──────── Extracted entries ────────

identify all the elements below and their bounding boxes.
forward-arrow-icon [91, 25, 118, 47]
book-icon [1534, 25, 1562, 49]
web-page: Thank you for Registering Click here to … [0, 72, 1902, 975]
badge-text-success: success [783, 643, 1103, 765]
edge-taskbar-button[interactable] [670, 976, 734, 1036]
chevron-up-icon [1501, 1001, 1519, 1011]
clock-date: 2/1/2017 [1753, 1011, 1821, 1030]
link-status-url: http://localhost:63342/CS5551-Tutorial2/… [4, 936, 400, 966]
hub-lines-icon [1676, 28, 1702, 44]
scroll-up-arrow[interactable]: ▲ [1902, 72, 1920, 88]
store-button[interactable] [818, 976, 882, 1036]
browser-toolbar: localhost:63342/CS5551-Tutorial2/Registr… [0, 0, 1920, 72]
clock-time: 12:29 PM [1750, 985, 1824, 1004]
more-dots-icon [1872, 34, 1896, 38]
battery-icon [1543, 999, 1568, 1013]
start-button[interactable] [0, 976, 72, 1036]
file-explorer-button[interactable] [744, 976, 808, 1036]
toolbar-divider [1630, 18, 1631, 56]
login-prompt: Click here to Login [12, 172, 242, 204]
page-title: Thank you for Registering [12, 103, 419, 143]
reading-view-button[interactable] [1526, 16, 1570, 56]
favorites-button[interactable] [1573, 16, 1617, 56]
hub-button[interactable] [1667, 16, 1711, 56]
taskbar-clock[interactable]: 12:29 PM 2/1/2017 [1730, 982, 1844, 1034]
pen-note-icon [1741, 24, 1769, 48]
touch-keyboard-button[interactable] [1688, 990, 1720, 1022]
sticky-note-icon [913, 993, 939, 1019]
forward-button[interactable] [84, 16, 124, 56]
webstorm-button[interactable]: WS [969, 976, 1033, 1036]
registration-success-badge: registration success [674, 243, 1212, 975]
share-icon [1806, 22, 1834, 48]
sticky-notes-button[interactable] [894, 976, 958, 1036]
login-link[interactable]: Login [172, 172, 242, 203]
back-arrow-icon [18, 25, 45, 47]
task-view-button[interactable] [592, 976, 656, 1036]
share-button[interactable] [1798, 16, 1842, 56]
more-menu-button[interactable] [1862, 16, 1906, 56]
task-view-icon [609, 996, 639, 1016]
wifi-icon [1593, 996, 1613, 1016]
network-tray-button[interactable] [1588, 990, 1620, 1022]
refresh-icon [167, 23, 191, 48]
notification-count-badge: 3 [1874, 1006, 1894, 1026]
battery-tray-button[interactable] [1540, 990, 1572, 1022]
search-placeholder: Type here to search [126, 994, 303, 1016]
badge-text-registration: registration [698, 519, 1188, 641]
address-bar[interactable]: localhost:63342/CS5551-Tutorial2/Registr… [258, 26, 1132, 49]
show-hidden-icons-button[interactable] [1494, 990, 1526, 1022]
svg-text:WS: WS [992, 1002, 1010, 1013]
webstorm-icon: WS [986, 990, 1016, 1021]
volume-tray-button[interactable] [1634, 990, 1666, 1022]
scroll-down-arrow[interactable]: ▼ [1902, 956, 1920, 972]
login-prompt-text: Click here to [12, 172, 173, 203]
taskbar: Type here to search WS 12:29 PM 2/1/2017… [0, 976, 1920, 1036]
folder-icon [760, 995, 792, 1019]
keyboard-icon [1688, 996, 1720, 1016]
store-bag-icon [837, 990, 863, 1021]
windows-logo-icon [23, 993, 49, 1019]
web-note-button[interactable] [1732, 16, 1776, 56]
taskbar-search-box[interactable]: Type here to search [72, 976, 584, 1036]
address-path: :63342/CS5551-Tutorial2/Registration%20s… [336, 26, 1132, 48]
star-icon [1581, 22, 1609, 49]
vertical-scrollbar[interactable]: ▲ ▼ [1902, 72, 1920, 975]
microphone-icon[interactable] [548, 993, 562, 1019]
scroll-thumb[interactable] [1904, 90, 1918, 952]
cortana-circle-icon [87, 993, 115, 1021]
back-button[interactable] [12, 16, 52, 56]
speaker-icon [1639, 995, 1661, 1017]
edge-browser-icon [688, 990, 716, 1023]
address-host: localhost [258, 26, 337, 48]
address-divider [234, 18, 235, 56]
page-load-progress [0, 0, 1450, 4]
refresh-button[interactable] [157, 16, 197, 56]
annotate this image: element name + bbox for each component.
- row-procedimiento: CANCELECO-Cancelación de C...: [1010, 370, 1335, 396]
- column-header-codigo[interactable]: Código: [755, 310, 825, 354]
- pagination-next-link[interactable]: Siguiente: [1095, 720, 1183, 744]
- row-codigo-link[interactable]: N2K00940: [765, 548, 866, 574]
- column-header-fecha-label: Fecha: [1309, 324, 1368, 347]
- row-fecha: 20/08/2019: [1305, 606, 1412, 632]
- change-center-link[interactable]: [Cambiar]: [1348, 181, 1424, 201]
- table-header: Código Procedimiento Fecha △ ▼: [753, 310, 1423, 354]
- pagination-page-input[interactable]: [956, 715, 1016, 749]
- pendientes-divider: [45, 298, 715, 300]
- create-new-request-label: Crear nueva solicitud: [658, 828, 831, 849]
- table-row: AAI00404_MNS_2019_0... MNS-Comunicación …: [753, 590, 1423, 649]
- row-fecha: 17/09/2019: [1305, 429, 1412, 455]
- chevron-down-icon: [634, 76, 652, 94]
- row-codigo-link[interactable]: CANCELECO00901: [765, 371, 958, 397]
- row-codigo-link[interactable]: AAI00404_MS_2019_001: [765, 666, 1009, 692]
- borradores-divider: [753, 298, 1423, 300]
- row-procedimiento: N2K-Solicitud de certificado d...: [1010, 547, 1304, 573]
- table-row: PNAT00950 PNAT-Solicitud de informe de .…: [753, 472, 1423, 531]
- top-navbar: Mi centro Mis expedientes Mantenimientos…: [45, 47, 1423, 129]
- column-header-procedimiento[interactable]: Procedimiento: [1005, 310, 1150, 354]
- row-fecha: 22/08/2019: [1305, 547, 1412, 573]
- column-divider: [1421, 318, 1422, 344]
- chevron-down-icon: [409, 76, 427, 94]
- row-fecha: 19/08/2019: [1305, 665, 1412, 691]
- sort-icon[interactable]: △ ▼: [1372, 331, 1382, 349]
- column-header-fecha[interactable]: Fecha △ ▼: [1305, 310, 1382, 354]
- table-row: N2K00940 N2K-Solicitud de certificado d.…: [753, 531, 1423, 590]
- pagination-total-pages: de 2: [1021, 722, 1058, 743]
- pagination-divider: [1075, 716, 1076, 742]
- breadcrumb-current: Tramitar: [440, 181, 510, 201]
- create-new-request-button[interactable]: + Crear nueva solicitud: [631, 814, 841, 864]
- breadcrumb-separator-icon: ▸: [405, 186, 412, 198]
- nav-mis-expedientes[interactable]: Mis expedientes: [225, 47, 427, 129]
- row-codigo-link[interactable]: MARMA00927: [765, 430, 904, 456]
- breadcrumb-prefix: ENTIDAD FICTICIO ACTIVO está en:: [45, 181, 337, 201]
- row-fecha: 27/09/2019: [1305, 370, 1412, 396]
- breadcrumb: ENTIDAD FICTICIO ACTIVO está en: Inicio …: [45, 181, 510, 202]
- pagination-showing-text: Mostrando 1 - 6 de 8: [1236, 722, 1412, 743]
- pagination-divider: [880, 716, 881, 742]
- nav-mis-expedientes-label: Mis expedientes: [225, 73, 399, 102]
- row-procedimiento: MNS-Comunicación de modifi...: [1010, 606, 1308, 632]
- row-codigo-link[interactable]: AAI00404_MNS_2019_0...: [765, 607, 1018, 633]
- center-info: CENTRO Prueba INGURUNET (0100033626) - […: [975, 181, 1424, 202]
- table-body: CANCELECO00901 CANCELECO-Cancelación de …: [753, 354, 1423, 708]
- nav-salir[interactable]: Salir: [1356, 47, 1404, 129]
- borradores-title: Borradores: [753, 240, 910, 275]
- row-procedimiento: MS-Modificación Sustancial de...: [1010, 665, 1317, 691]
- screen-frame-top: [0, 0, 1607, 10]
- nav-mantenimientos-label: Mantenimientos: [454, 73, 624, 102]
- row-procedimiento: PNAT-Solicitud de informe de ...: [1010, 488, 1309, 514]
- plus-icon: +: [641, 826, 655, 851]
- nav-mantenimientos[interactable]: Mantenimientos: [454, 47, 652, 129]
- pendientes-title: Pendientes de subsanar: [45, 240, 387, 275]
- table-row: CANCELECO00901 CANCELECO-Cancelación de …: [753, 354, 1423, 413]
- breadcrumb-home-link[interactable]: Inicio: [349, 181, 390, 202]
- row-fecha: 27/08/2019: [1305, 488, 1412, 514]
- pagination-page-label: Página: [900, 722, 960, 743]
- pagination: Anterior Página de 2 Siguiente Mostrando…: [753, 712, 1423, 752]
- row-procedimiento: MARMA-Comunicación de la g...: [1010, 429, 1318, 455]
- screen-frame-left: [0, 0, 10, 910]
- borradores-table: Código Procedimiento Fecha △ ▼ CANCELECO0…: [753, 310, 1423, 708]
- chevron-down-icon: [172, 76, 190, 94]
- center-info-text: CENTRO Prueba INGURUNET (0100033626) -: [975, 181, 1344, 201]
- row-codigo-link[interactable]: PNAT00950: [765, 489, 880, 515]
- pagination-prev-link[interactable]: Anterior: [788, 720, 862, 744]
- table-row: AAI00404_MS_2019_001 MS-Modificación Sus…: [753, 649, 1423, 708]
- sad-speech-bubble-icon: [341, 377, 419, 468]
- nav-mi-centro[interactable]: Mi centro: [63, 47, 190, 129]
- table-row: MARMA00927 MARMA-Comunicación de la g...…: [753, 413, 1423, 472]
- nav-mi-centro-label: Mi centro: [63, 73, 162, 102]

────────

• _Exercise description_: Copy word for word everything from the start of the records down to the line that contains "edge-taskbar-button[interactable] [670, 976, 734, 1036]", including that line.

• _Output for this exercise_:
identify all the elements below and their bounding boxes.
forward-arrow-icon [91, 25, 118, 47]
book-icon [1534, 25, 1562, 49]
web-page: Thank you for Registering Click here to … [0, 72, 1902, 975]
badge-text-success: success [783, 643, 1103, 765]
edge-taskbar-button[interactable] [670, 976, 734, 1036]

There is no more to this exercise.